Stored items
★ ★ ★ ★

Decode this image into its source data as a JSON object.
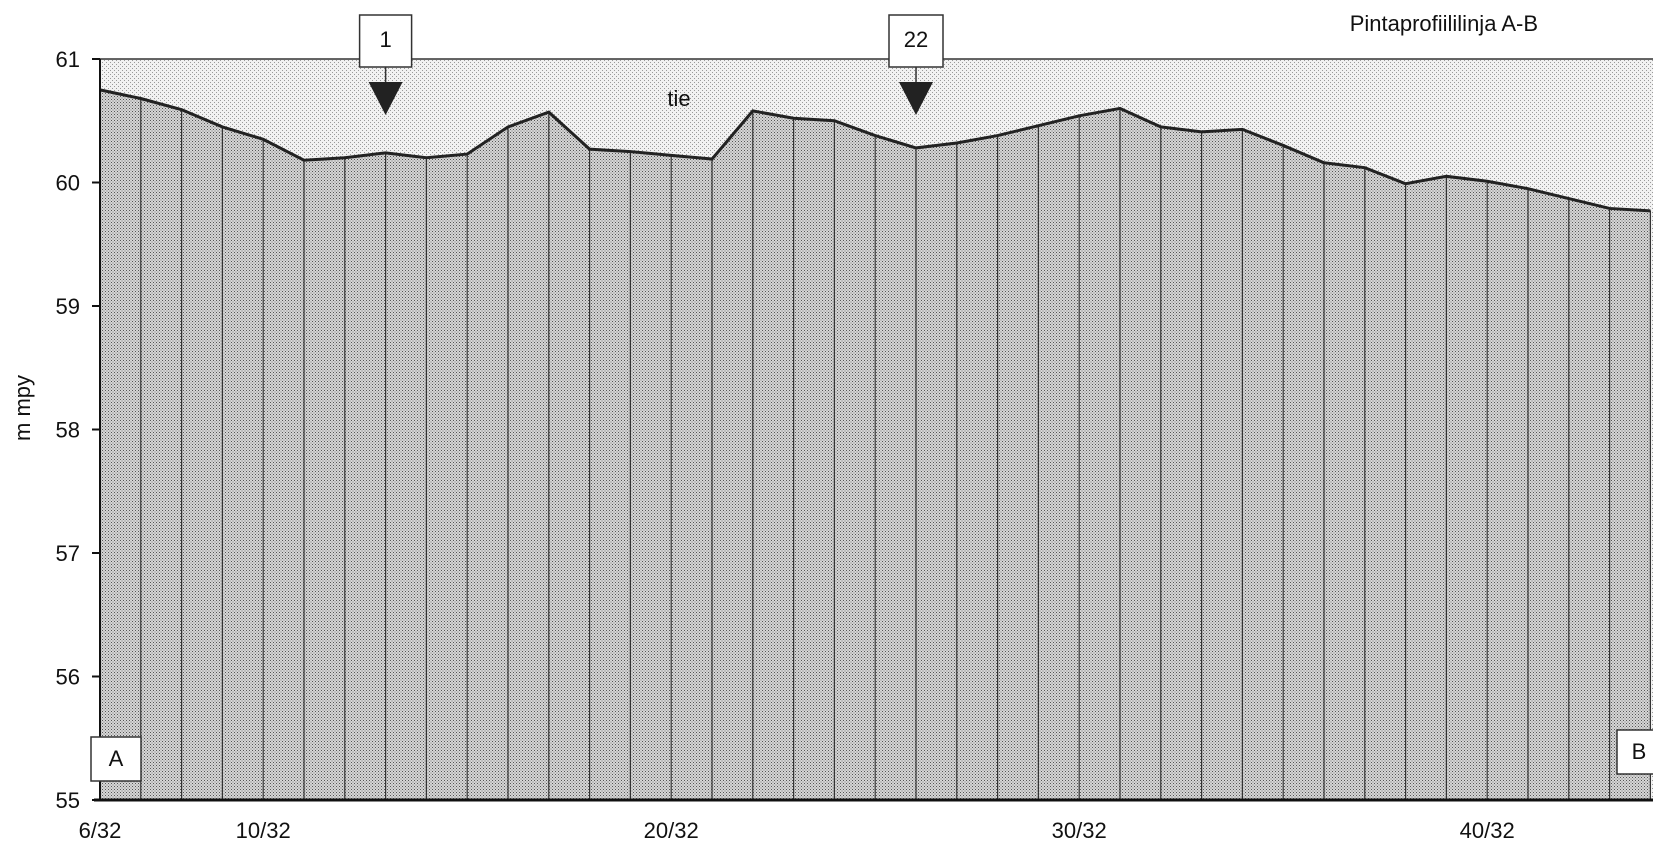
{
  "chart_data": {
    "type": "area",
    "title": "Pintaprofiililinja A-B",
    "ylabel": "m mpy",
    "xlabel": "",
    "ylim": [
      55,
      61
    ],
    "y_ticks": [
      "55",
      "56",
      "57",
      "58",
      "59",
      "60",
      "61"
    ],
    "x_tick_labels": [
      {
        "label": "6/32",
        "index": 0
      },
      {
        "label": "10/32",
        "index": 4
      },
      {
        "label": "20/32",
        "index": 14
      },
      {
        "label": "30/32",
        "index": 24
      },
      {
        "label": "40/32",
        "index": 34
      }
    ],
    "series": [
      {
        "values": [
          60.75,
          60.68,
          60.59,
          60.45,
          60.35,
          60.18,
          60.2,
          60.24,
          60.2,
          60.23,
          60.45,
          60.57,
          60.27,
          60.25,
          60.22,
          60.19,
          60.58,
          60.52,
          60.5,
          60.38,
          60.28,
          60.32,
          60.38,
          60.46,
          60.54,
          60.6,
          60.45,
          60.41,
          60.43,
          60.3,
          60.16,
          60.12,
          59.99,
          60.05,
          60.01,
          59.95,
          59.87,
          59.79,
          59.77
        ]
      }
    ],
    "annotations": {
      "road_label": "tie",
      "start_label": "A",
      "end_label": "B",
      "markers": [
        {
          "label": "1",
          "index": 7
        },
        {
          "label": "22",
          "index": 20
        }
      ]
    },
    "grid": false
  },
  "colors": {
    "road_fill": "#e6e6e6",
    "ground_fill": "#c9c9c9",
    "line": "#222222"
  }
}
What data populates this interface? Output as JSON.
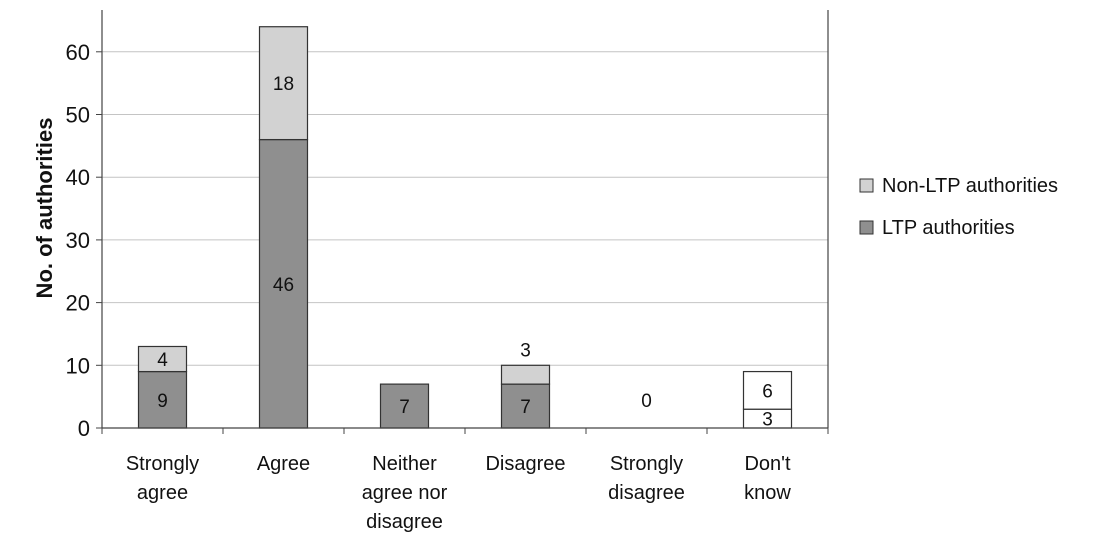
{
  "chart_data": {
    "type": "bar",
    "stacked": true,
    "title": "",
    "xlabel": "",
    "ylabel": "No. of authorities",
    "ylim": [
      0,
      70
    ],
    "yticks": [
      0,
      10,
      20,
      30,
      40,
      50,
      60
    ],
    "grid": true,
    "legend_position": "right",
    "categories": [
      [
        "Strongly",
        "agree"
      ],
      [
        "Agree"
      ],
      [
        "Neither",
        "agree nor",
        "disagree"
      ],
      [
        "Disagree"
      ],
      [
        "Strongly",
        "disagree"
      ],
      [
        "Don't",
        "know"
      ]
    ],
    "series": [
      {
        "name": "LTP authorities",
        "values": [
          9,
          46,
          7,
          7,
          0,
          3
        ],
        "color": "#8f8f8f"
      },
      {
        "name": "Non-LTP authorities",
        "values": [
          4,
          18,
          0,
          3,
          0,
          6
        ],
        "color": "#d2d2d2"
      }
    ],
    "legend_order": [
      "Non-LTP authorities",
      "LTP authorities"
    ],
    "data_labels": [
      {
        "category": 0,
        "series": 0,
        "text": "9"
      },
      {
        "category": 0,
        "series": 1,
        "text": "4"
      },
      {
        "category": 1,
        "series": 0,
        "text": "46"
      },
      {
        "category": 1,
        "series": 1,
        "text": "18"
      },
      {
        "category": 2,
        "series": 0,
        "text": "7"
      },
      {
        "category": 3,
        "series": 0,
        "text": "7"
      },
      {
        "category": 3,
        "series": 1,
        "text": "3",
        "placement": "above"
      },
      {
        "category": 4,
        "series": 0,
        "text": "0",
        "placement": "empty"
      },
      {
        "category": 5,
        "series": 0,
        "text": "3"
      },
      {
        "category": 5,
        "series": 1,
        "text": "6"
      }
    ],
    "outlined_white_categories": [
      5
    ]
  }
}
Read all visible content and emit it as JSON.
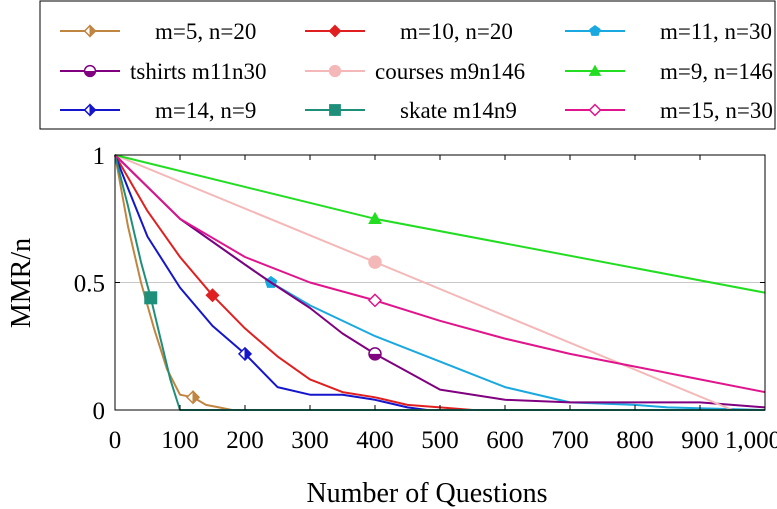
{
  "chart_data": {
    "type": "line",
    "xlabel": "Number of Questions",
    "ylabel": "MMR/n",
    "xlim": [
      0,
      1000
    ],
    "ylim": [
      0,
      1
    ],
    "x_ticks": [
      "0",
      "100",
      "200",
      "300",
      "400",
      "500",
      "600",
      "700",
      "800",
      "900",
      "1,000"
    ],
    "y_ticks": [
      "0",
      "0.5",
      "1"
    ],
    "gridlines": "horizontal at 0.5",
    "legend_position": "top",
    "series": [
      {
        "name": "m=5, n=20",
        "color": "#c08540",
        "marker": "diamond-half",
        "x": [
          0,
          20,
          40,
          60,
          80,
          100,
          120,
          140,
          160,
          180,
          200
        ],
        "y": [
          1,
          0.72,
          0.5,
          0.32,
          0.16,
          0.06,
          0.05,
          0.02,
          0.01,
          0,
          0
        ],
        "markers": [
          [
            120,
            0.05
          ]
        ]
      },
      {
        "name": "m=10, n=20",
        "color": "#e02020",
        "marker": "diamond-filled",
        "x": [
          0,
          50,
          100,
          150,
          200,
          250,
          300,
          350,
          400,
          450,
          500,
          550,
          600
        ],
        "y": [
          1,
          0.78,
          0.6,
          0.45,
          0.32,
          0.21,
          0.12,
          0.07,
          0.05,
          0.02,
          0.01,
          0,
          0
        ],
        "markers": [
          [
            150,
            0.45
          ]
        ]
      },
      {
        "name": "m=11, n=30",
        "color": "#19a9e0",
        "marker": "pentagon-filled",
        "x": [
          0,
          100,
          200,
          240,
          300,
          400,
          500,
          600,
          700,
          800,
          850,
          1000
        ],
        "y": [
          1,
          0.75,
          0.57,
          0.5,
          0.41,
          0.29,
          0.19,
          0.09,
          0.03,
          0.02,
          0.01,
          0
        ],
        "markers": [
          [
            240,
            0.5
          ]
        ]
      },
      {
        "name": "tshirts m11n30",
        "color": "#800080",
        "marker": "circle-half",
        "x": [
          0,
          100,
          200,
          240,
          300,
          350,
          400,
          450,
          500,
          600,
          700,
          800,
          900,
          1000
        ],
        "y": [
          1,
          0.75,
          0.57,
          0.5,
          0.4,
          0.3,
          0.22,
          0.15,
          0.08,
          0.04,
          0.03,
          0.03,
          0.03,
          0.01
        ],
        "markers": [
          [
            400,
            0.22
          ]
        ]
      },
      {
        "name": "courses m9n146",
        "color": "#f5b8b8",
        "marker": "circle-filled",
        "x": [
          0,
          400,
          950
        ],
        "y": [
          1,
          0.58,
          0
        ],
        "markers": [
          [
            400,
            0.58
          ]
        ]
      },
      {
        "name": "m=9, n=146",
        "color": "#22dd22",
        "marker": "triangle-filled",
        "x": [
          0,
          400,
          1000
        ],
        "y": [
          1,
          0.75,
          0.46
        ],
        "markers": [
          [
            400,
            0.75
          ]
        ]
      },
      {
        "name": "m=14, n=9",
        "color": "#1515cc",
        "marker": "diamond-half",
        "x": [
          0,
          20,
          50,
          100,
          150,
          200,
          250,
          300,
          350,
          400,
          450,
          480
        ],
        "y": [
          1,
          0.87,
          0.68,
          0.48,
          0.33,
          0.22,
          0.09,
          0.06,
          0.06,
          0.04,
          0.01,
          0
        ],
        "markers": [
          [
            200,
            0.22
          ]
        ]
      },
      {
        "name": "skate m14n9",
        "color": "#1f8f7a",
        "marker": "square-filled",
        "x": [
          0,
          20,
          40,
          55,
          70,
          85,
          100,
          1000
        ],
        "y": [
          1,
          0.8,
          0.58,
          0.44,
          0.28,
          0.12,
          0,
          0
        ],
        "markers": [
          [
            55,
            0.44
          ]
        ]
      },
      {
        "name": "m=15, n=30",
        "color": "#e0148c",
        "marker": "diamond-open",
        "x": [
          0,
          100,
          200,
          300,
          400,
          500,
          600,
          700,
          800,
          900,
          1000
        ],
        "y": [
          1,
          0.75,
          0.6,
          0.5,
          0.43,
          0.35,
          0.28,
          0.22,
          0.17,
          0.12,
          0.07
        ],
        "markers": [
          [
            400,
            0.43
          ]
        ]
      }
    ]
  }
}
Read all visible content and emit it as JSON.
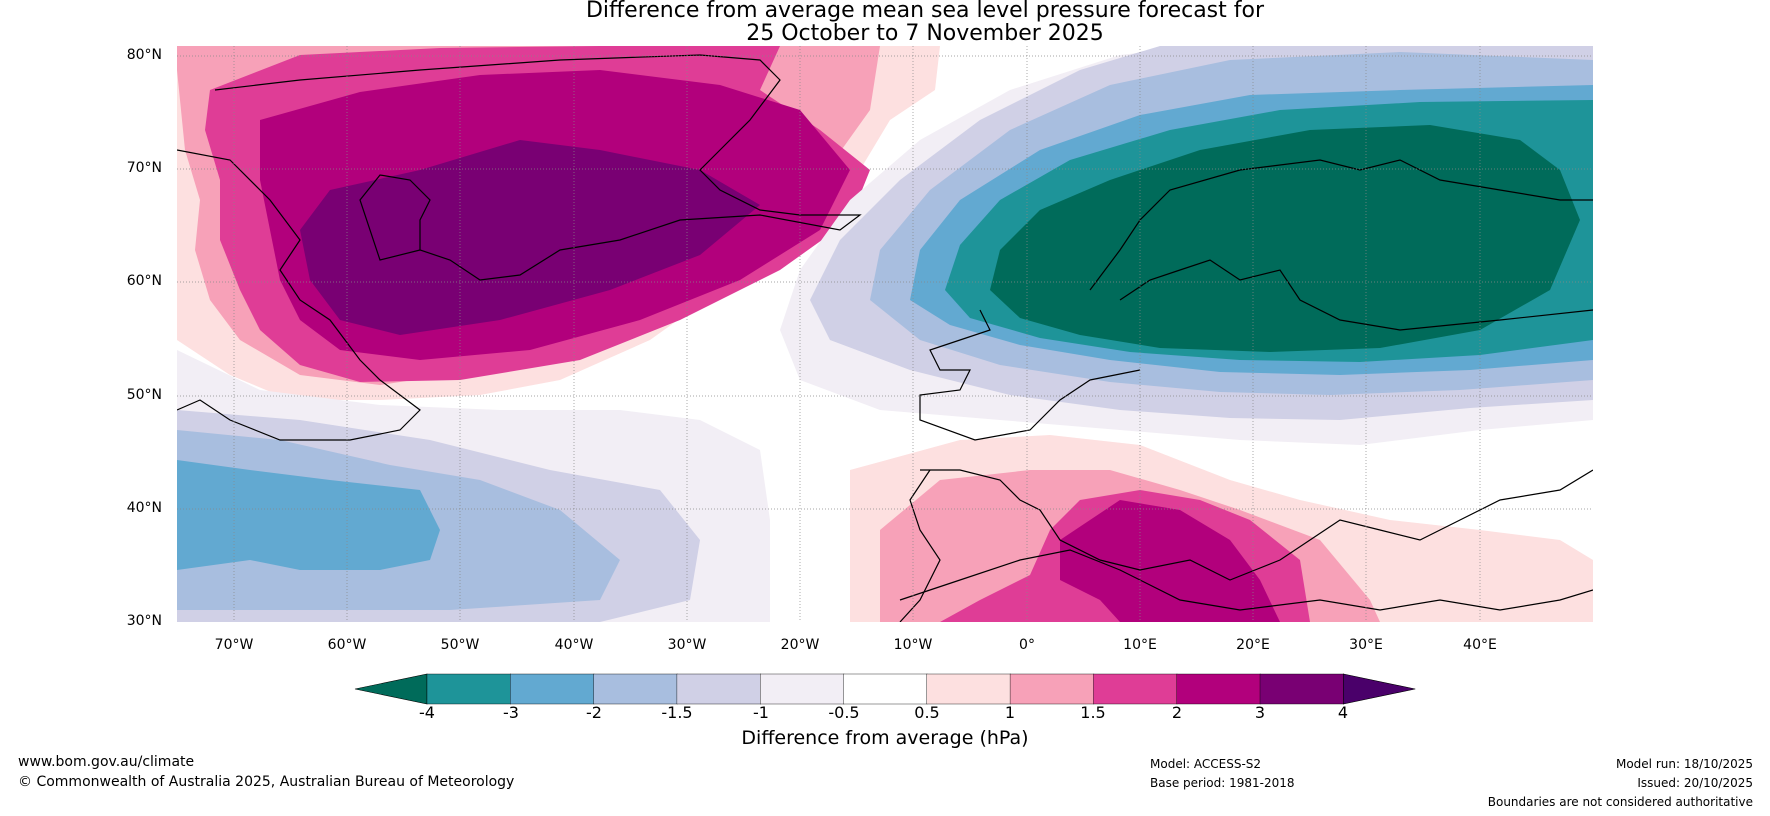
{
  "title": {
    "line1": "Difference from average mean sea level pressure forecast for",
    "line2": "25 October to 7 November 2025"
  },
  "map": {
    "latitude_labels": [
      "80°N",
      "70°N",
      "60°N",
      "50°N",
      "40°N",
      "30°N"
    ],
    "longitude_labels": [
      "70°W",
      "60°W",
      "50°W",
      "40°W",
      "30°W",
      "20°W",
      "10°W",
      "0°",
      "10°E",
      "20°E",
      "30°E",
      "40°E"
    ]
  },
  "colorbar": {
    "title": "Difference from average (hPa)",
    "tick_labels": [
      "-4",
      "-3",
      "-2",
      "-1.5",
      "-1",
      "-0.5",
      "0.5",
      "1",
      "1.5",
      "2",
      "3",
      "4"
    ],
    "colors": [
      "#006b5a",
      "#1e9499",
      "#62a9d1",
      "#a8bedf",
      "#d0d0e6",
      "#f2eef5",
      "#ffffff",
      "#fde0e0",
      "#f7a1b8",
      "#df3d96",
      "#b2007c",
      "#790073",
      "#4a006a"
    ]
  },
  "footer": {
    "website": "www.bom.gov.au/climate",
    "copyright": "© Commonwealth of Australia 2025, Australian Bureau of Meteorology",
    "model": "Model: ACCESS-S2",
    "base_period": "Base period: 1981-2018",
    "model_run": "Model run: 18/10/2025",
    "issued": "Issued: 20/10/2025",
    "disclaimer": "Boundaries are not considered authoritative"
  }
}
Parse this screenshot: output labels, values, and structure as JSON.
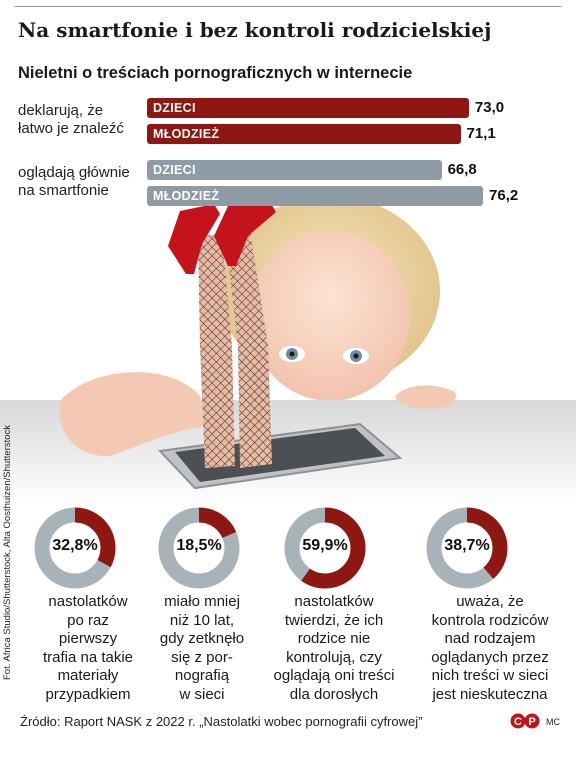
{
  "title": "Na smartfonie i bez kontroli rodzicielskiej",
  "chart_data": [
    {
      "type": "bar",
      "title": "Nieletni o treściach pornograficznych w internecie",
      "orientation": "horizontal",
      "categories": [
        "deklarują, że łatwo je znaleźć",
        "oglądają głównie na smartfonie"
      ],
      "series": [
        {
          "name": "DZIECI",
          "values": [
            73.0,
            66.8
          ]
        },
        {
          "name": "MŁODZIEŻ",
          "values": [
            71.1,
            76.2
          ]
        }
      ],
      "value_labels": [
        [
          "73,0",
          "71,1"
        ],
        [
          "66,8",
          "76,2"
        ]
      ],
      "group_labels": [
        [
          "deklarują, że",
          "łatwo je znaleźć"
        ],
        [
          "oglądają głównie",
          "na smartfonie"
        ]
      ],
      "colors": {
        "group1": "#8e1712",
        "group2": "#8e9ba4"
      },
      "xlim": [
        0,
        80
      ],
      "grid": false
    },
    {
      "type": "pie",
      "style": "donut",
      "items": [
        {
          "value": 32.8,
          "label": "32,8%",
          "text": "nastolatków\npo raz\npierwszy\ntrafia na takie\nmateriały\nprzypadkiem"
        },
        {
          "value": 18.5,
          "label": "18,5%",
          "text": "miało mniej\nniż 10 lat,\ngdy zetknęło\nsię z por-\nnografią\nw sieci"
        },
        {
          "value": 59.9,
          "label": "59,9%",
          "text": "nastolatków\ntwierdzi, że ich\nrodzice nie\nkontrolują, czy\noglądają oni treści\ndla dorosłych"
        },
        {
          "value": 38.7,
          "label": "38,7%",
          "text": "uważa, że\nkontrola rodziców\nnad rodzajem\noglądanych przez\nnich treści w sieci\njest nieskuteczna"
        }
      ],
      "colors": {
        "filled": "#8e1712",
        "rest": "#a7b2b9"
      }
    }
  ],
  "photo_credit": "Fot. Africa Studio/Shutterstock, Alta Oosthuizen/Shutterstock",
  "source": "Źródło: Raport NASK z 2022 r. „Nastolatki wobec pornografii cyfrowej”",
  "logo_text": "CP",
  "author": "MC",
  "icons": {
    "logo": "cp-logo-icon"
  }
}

★ ★ ★ ★

Written instruction – Make a copy of each line that contains the string "łatwo".

Result for this exercise –
        "deklarują, że łatwo je znaleźć",
          "łatwo je znaleźć"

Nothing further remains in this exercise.